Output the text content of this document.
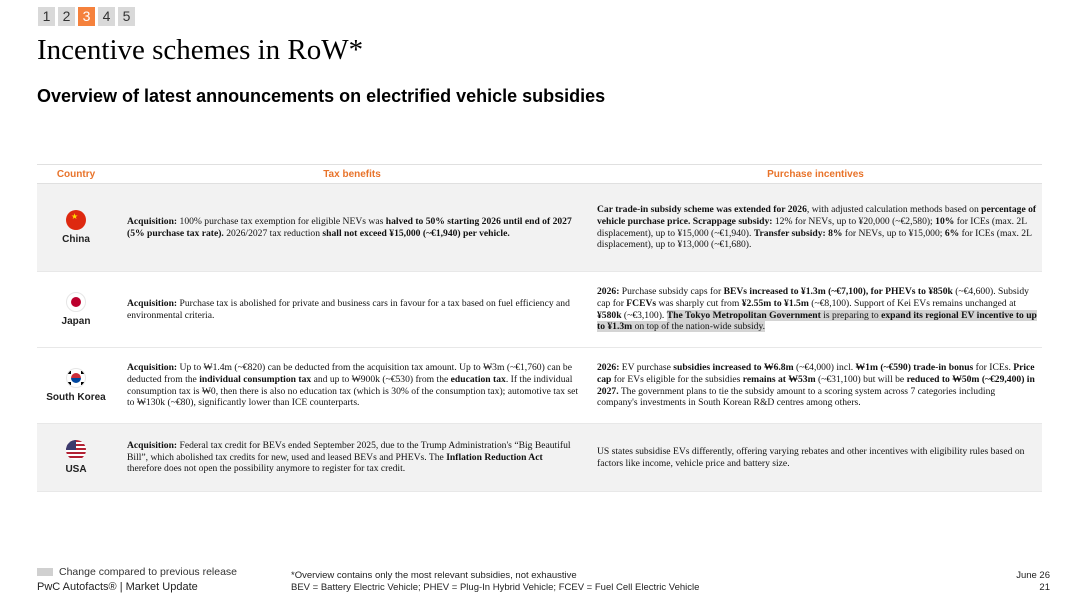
1 2 3 4 5
Incentive schemes in RoW*
Overview of latest announcements on electrified vehicle subsidies
Country	Tax benefits	Purchase incentives
★
China
Acquisition: 100% purchase tax exemption for eligible NEVs was halved to 50% starting 2026 until end of 2027 (5% purchase tax rate). 2026/2027 tax reduction shall not exceed ¥15,000 (~€1,940) per vehicle.
Car trade-in subsidy scheme was extended for 2026, with adjusted calculation methods based on percentage of vehicle purchase price. Scrappage subsidy: 12% for NEVs, up to ¥20,000 (~€2,580); 10% for ICEs (max. 2L displacement), up to ¥15,000 (~€1,940). Transfer subsidy: 8% for NEVs, up to ¥15,000; 6% for ICEs (max. 2L displacement), up to ¥13,000 (~€1,680).
Japan
Acquisition: Purchase tax is abolished for private and business cars in favour for a tax based on fuel efficiency and environmental criteria.
2026: Purchase subsidy caps for BEVs increased to ¥1.3m (~€7,100), for PHEVs to ¥850k (~€4,600). Subsidy cap for FCEVs was sharply cut from ¥2.55m to ¥1.5m (~€8,100). Support of Kei EVs remains unchanged at ¥580k (~€3,100). The Tokyo Metropolitan Government is preparing to expand its regional EV incentive to up to ¥1.3m on top of the nation-wide subsidy.
South Korea
Acquisition: Up to ₩1.4m (~€820) can be deducted from the acquisition tax amount. Up to ₩3m (~€1,760) can be deducted from the individual consumption tax and up to ₩900k (~€530) from the education tax. If the individual consumption tax is ₩0, then there is also no education tax (which is 30% of the consumption tax); automotive tax set to ₩130k (~€80), significantly lower than ICE counterparts.
2026: EV purchase subsidies increased to ₩6.8m (~€4,000) incl. ₩1m (~€590) trade-in bonus for ICEs. Price cap for EVs eligible for the subsidies remains at ₩53m (~€31,100) but will be reduced to ₩50m (~€29,400) in 2027. The government plans to tie the subsidy amount to a scoring system across 7 categories including company's investments in South Korean R&D centres among others.
USA
Acquisition: Federal tax credit for BEVs ended September 2025, due to the Trump Administration's “Big Beautiful Bill”, which abolished tax credits for new, used and leased BEVs and PHEVs. The Inflation Reduction Act therefore does not open the possibility anymore to register for tax credit.
US states subsidise EVs differently, offering varying rebates and other incentives with eligibility rules based on factors like income, vehicle price and battery size.
Change compared to previous release
PwC Autofacts® | Market Update
*Overview contains only the most relevant subsidies, not exhaustive
BEV = Battery Electric Vehicle; PHEV = Plug-In Hybrid Vehicle; FCEV = Fuel Cell Electric Vehicle
June 26
21
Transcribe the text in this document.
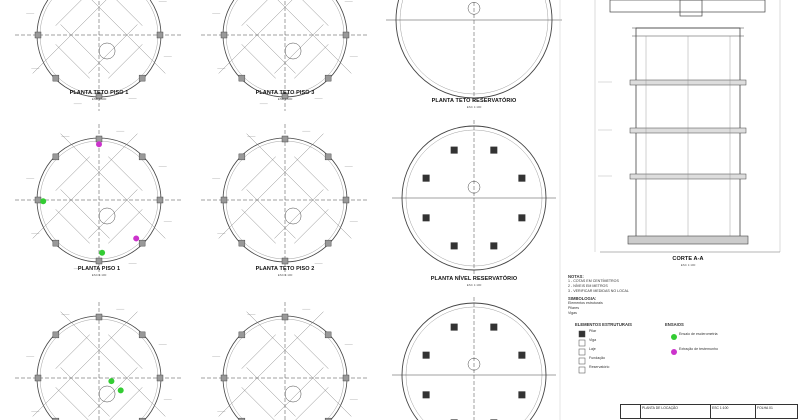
PLANTA TETO PISO 1
ESC 1:100
PLANTA TETO PISO 3
ESC 1:100	PLANTA TETO RESERVATÓRIO
ESC 1:100
PLANTA PISO 1
ESC 1:100
PLANTA TETO PISO 2
ESC 1:100
PLANTA NÍVEL RESERVATÓRIO
ESC 1:100
CORTE A-A
ESC 1:100
NOTAS:
1 - COTAS EM CENTÍMETROS
2 - NÍVEIS EM METROS
3 - VERIFICAR MEDIDAS NO LOCAL
SIMBOLOGIA:
Elementos estruturais
Pilares
Vigas
ELEMENTOS ESTRUTURAIS
Pilar
Viga
Laje
Fundação
Reservatório
ENSAIOS
Ensaio de esclerometria
Extração de testemunho
PLANTA DE LOCAÇÃO	ESC 1:100	FOLHA 01
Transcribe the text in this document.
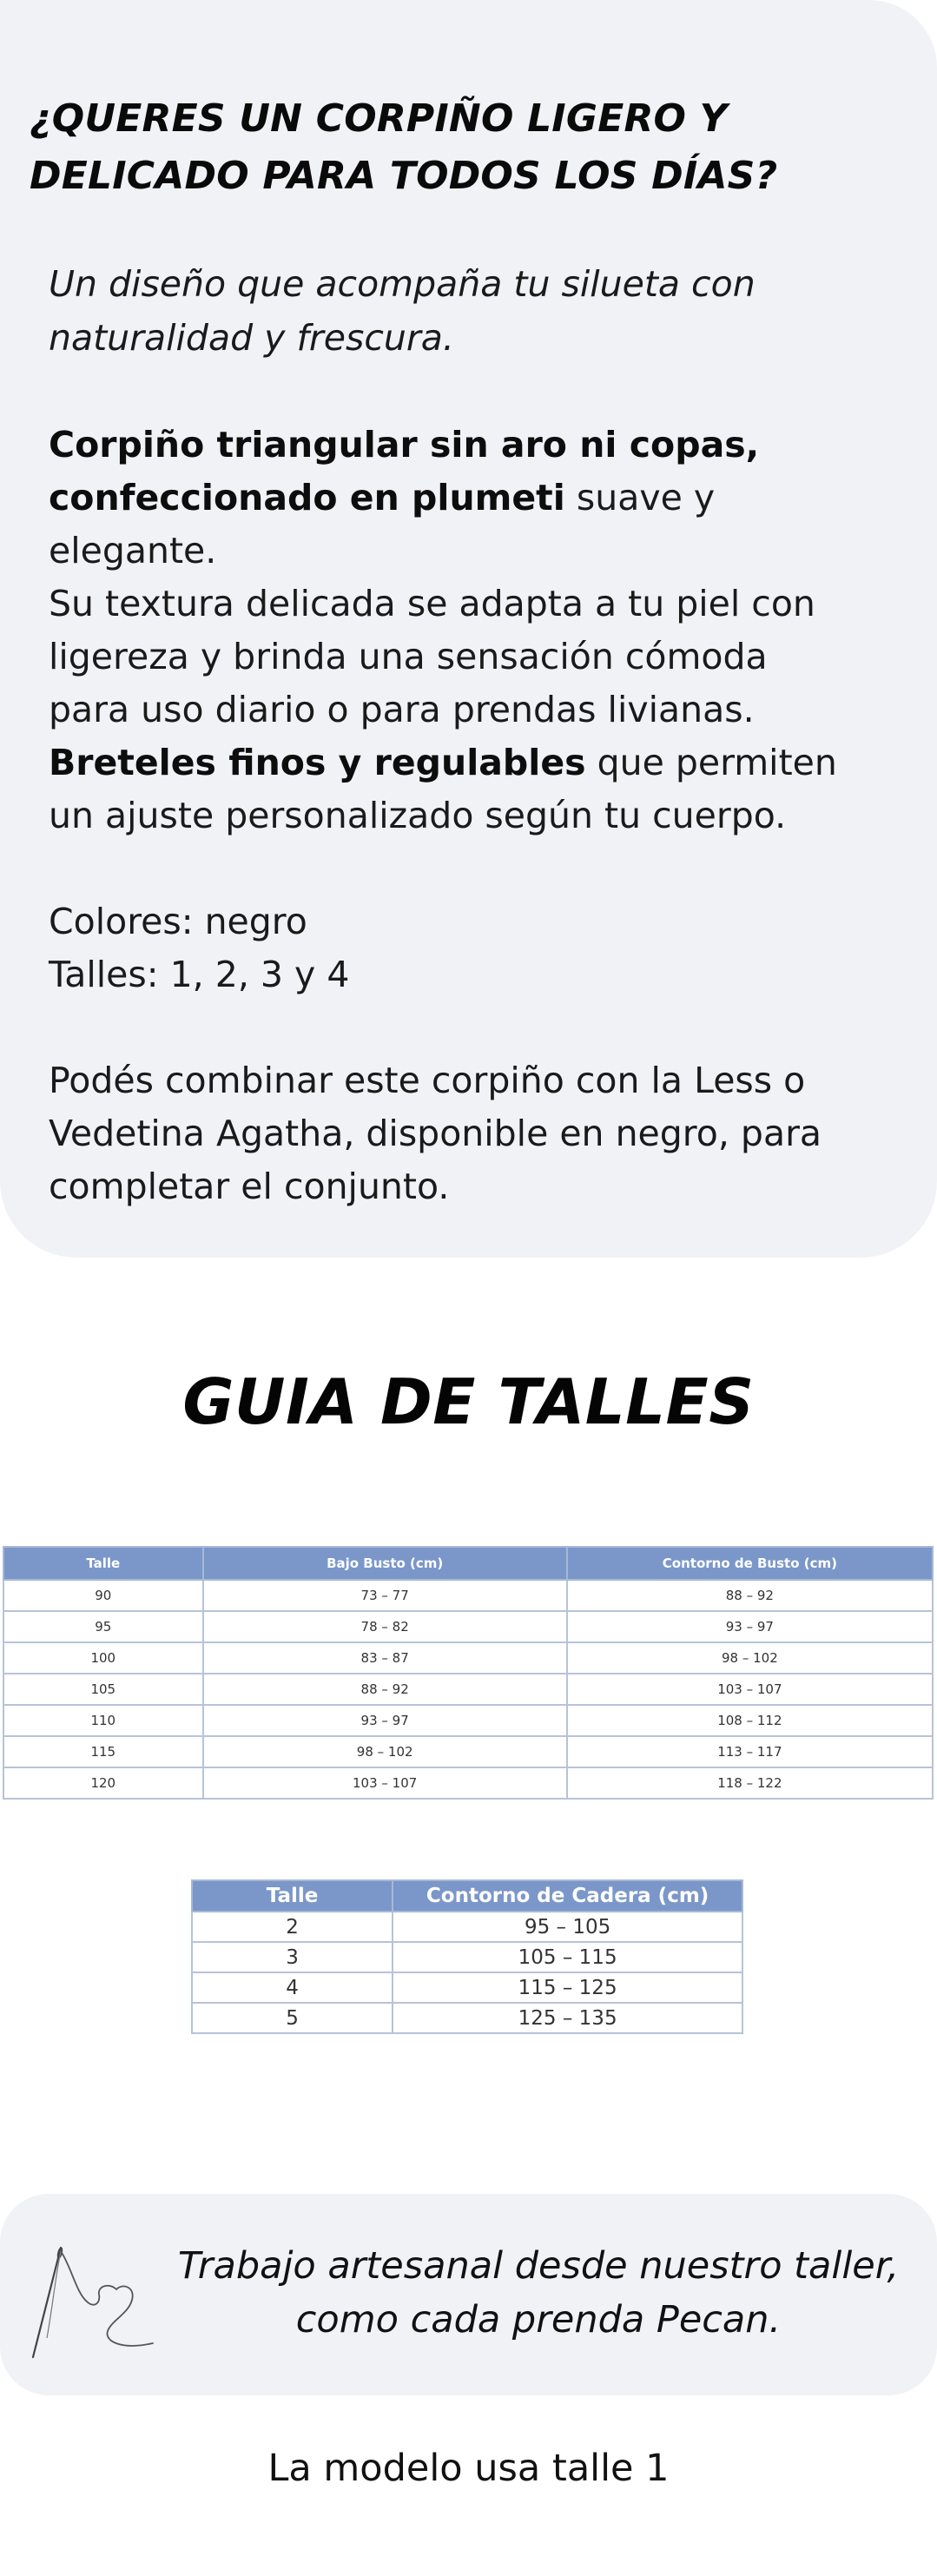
¿QUERES UN CORPIÑO LIGERO Y
DELICADO PARA TODOS LOS DÍAS?

Un diseño que acompaña tu silueta con
naturalidad y frescura.

Corpiño triangular sin aro ni copas,
confeccionado en plumeti suave y
elegante.
Su textura delicada se adapta a tu piel con
ligereza y brinda una sensación cómoda
para uso diario o para prendas livianas.
Breteles finos y regulables que permiten
un ajuste personalizado según tu cuerpo.
Colores: negro
Talles: 1, 2, 3 y 4
Podés combinar este corpiño con la Less o
Vedetina Agatha, disponible en negro, para
completar el conjunto.
GUIA DE TALLES
Talle	Bajo Busto (cm)	Contorno de Busto (cm)
90	73 – 77	88 – 92
95	78 – 82	93 – 97
100	83 – 87	98 – 102
105	88 – 92	103 – 107
110	93 – 97	108 – 112
115	98 – 102	113 – 117
120	103 – 107	118 – 122
Talle	Contorno de Cadera (cm)
2	95 – 105
3	105 – 115
4	115 – 125
5	125 – 135

Trabajo artesanal desde nuestro taller,
como cada prenda Pecan.

La modelo usa talle 1
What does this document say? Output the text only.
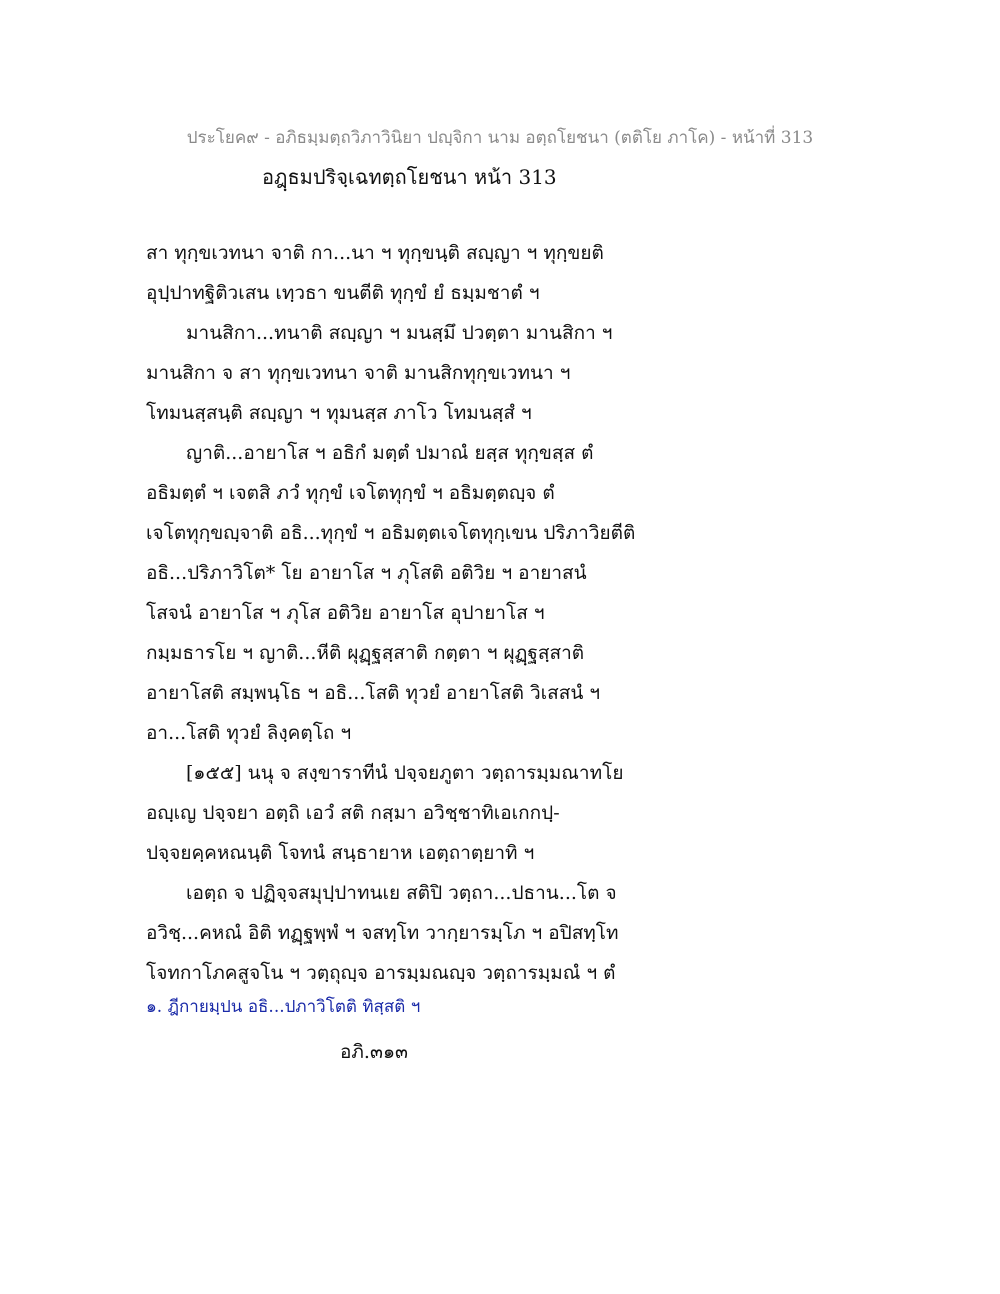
ประโยค๙ - อภิธมฺมตฺถวิภาวินิยา ปญฺจิกา นาม อตฺถโยชนา (ตติโย ภาโค) - หน้าที่ 313
อฎฺธมปริจฺเฉทตฺถโยชนา หน้า 313
สา ทุกฺขเวทนา จาติ กา...นา ฯ ทุกฺขนฺติ สญฺญา ฯ ทุกฺขยติ
อุปฺปาทฐิติวเสน เทฺวธา ขนตีติ ทุกฺขํ ยํ ธมฺมชาตํ ฯ
มานสิกา...ทนาติ สญฺญา ฯ มนสฺมึ ปวตฺตา มานสิกา ฯ
มานสิกา จ สา ทุกฺขเวทนา จาติ มานสิกทุกฺขเวทนา ฯ
โทมนสฺสนฺติ สญฺญา ฯ ทุมนสฺส ภาโว โทมนสฺสํ ฯ
ญาติ...อายาโส ฯ อธิกํ มตฺตํ ปมาณํ ยสฺส ทุกฺขสฺส ตํ
อธิมตฺตํ ฯ เจตสิ ภวํ ทุกฺขํ เจโตทุกฺขํ ฯ อธิมตฺตญฺจ ตํ
เจโตทุกฺขญฺจาติ อธิ...ทุกฺขํ ฯ อธิมตฺตเจโตทุกฺเขน ปริภาวิยตีติ
อธิ...ปริภาวิโต* โย อายาโส ฯ ภุโสติ อติวิย ฯ อายาสนํ
โสจนํ อายาโส ฯ ภุโส อติวิย อายาโส อุปายาโส ฯ
กมฺมธารโย ฯ ญาติ...หีติ ผุฏฺฐสฺสาติ กตฺตา ฯ ผุฏฺฐสฺสาติ
อายาโสติ สมฺพนฺโธ ฯ อธิ...โสติ ทุวยํ อายาโสติ วิเสสนํ ฯ
อา...โสติ ทุวยํ ลิงฺคตฺโถ ฯ
[๑๕๕] นนุ จ สงฺขาราทีนํ ปจฺจยภูตา วตฺถารมฺมณาทโย
อญฺเญ ปจฺจยา อตฺถิ เอวํ สติ กสฺมา อวิชฺชาทิเอเกกปฺ-
ปจฺจยคฺคหณนฺติ โจทนํ สนฺธายาห เอตฺถาตฺยาทิ ฯ
เอตฺถ จ ปฏิจฺจสมุปฺปาทนเย สติปิ วตฺถา...ปธาน...โต จ
อวิชฺ...คหณํ อิติ ทฏฺฐพฺพํ ฯ จสทฺโท วากฺยารมฺโภ ฯ อปิสทฺโท
โจทกาโภคสูจโน ฯ วตฺถุญฺจ อารมฺมณญฺจ วตฺถารมฺมณํ ฯ ตํ
๑. ฎีกายมฺปน อธิ...ปภาวิโตติ ทิสฺสติ ฯ
อภิ.๓๑๓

#### WRITTEN TASK
Repeat the material above word for word, please, apart from its images.

#### OUTPUT OF THE TASK
Output the text content of this document.
1 2 3 4 5
Incentive schemes in RoW*
Overview of latest announcements on electrified vehicle subsidies
Country	Tax benefits	Purchase incentives
★
China
Acquisition: 100% purchase tax exemption for eligible NEVs was halved to 50% starting 2026 until end of 2027 (5% purchase tax rate). 2026/2027 tax reduction shall not exceed ¥15,000 (~€1,940) per vehicle.
Car trade-in subsidy scheme was extended for 2026, with adjusted calculation methods based on percentage of vehicle purchase price. Scrappage subsidy: 12% for NEVs, up to ¥20,000 (~€2,580); 10% for ICEs (max. 2L displacement), up to ¥15,000 (~€1,940). Transfer subsidy: 8% for NEVs, up to ¥15,000; 6% for ICEs (max. 2L displacement), up to ¥13,000 (~€1,680).
Japan
Acquisition: Purchase tax is abolished for private and business cars in favour for a tax based on fuel efficiency and environmental criteria.
2026: Purchase subsidy caps for BEVs increased to ¥1.3m (~€7,100), for PHEVs to ¥850k (~€4,600). Subsidy cap for FCEVs was sharply cut from ¥2.55m to ¥1.5m (~€8,100). Support of Kei EVs remains unchanged at ¥580k (~€3,100). The Tokyo Metropolitan Government is preparing to expand its regional EV incentive to up to ¥1.3m on top of the nation-wide subsidy.
South Korea
Acquisition: Up to ₩1.4m (~€820) can be deducted from the acquisition tax amount. Up to ₩3m (~€1,760) can be deducted from the individual consumption tax and up to ₩900k (~€530) from the education tax. If the individual consumption tax is ₩0, then there is also no education tax (which is 30% of the consumption tax); automotive tax set to ₩130k (~€80), significantly lower than ICE counterparts.
2026: EV purchase subsidies increased to ₩6.8m (~€4,000) incl. ₩1m (~€590) trade-in bonus for ICEs. Price cap for EVs eligible for the subsidies remains at ₩53m (~€31,100) but will be reduced to ₩50m (~€29,400) in 2027. The government plans to tie the subsidy amount to a scoring system across 7 categories including company's investments in South Korean R&D centres among others.
USA
Acquisition: Federal tax credit for BEVs ended September 2025, due to the Trump Administration's “Big Beautiful Bill”, which abolished tax credits for new, used and leased BEVs and PHEVs. The Inflation Reduction Act therefore does not open the possibility anymore to register for tax credit.
US states subsidise EVs differently, offering varying rebates and other incentives with eligibility rules based on factors like income, vehicle price and battery size.
Change compared to previous release
PwC Autofacts® | Market Update
*Overview contains only the most relevant subsidies, not exhaustive
BEV = Battery Electric Vehicle; PHEV = Plug-In Hybrid Vehicle; FCEV = Fuel Cell Electric Vehicle
June 26
21
Transcribe the text in this document.
PLANTA TETO PISO 1
ESC 1:100
PLANTA TETO PISO 3
ESC 1:100	PLANTA TETO RESERVATÓRIO
ESC 1:100
PLANTA PISO 1
ESC 1:100
PLANTA TETO PISO 2
ESC 1:100
PLANTA NÍVEL RESERVATÓRIO
ESC 1:100
CORTE A-A
ESC 1:100
NOTAS:
1 - COTAS EM CENTÍMETROS
2 - NÍVEIS EM METROS
3 - VERIFICAR MEDIDAS NO LOCAL
SIMBOLOGIA:
Elementos estruturais
Pilares
Vigas
ELEMENTOS ESTRUTURAIS
Pilar
Viga
Laje
Fundação
Reservatório
ENSAIOS
Ensaio de esclerometria
Extração de testemunho
PLANTA DE LOCAÇÃO	ESC 1:100	FOLHA 01
Transcribe the text in this document.
¿QUERES UN CORPIÑO LIGERO Y
DELICADO PARA TODOS LOS DÍAS?

Un diseño que acompaña tu silueta con
naturalidad y frescura.

Corpiño triangular sin aro ni copas,
confeccionado en plumeti suave y
elegante.
Su textura delicada se adapta a tu piel con
ligereza y brinda una sensación cómoda
para uso diario o para prendas livianas.
Breteles finos y regulables que permiten
un ajuste personalizado según tu cuerpo.
Colores: negro
Talles: 1, 2, 3 y 4
Podés combinar este corpiño con la Less o
Vedetina Agatha, disponible en negro, para
completar el conjunto.
GUIA DE TALLES
Talle	Bajo Busto (cm)	Contorno de Busto (cm)
90	73 – 77	88 – 92
95	78 – 82	93 – 97
100	83 – 87	98 – 102
105	88 – 92	103 – 107
110	93 – 97	108 – 112
115	98 – 102	113 – 117
120	103 – 107	118 – 122
Talle	Contorno de Cadera (cm)
2	95 – 105
3	105 – 115
4	115 – 125
5	125 – 135

Trabajo artesanal desde nuestro taller,
como cada prenda Pecan.

La modelo usa talle 1
What does this document say? Output the text only.
ประโยค๙ - อภิธมฺมตฺถวิภาวินิยา ปญฺจิกา นาม อตฺถโยชนา (ตติโย ภาโค) - หน้าที่ 313
อฎฺธมปริจฺเฉทตฺถโยชนา หน้า 313
สา ทุกฺขเวทนา จาติ กา...นา ฯ ทุกฺขนฺติ สญฺญา ฯ ทุกฺขยติ
อุปฺปาทฐิติวเสน เทฺวธา ขนตีติ ทุกฺขํ ยํ ธมฺมชาตํ ฯ
มานสิกา...ทนาติ สญฺญา ฯ มนสฺมึ ปวตฺตา มานสิกา ฯ
มานสิกา จ สา ทุกฺขเวทนา จาติ มานสิกทุกฺขเวทนา ฯ
โทมนสฺสนฺติ สญฺญา ฯ ทุมนสฺส ภาโว โทมนสฺสํ ฯ
ญาติ...อายาโส ฯ อธิกํ มตฺตํ ปมาณํ ยสฺส ทุกฺขสฺส ตํ
อธิมตฺตํ ฯ เจตสิ ภวํ ทุกฺขํ เจโตทุกฺขํ ฯ อธิมตฺตญฺจ ตํ
เจโตทุกฺขญฺจาติ อธิ...ทุกฺขํ ฯ อธิมตฺตเจโตทุกฺเขน ปริภาวิยตีติ
อธิ...ปริภาวิโต* โย อายาโส ฯ ภุโสติ อติวิย ฯ อายาสนํ
โสจนํ อายาโส ฯ ภุโส อติวิย อายาโส อุปายาโส ฯ
กมฺมธารโย ฯ ญาติ...หีติ ผุฏฺฐสฺสาติ กตฺตา ฯ ผุฏฺฐสฺสาติ
อายาโสติ สมฺพนฺโธ ฯ อธิ...โสติ ทุวยํ อายาโสติ วิเสสนํ ฯ
อา...โสติ ทุวยํ ลิงฺคตฺโถ ฯ
[๑๕๕] นนุ จ สงฺขาราทีนํ ปจฺจยภูตา วตฺถารมฺมณาทโย
อญฺเญ ปจฺจยา อตฺถิ เอวํ สติ กสฺมา อวิชฺชาทิเอเกกปฺ-
ปจฺจยคฺคหณนฺติ โจทนํ สนฺธายาห เอตฺถาตฺยาทิ ฯ
เอตฺถ จ ปฏิจฺจสมุปฺปาทนเย สติปิ วตฺถา...ปธาน...โต จ
อวิชฺ...คหณํ อิติ ทฏฺฐพฺพํ ฯ จสทฺโท วากฺยารมฺโภ ฯ อปิสทฺโท
โจทกาโภคสูจโน ฯ วตฺถุญฺจ อารมฺมณญฺจ วตฺถารมฺมณํ ฯ ตํ
๑. ฎีกายมฺปน อธิ...ปภาวิโตติ ทิสฺสติ ฯ
อภิ.๓๑๓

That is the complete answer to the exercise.